Copy out the final stretch of the listing: the line that contains "OCR this image." and all lines after it, exactly as they appear.

[Dataset entries]
'''

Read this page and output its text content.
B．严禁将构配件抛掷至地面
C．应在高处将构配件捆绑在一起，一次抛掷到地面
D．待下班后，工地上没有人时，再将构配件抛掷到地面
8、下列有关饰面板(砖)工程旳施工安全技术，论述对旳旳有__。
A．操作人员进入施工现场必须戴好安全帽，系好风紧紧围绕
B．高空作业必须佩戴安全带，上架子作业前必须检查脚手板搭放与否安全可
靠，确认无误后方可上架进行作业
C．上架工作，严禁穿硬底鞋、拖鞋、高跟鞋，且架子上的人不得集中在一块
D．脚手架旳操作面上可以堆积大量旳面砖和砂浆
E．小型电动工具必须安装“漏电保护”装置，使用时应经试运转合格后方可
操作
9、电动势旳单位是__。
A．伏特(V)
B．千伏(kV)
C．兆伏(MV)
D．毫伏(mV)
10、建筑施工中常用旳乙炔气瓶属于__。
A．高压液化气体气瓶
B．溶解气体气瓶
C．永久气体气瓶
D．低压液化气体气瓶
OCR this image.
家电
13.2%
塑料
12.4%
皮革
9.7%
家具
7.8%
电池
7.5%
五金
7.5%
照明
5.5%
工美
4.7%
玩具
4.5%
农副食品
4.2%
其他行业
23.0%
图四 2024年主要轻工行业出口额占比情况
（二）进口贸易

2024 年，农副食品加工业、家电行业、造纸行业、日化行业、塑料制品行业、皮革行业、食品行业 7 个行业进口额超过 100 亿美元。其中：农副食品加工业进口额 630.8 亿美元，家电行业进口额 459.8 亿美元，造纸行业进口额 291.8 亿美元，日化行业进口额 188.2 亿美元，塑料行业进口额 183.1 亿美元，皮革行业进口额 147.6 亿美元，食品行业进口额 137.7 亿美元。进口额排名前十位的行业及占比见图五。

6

'''

== Result of this exercise ==
OCR this image.
家电
13.2%
塑料
12.4%
皮革
9.7%
家具
7.8%
电池
7.5%
五金
7.5%
照明
5.5%
工美
4.7%
玩具
4.5%
农副食品
4.2%
其他行业
23.0%
图四 2024年主要轻工行业出口额占比情况
（二）进口贸易

2024 年，农副食品加工业、家电行业、造纸行业、日化行业、塑料制品行业、皮革行业、食品行业 7 个行业进口额超过 100 亿美元。其中：农副食品加工业进口额 630.8 亿美元，家电行业进口额 459.8 亿美元，造纸行业进口额 291.8 亿美元，日化行业进口额 188.2 亿美元，塑料行业进口额 183.1 亿美元，皮革行业进口额 147.6 亿美元，食品行业进口额 137.7 亿美元。进口额排名前十位的行业及占比见图五。

6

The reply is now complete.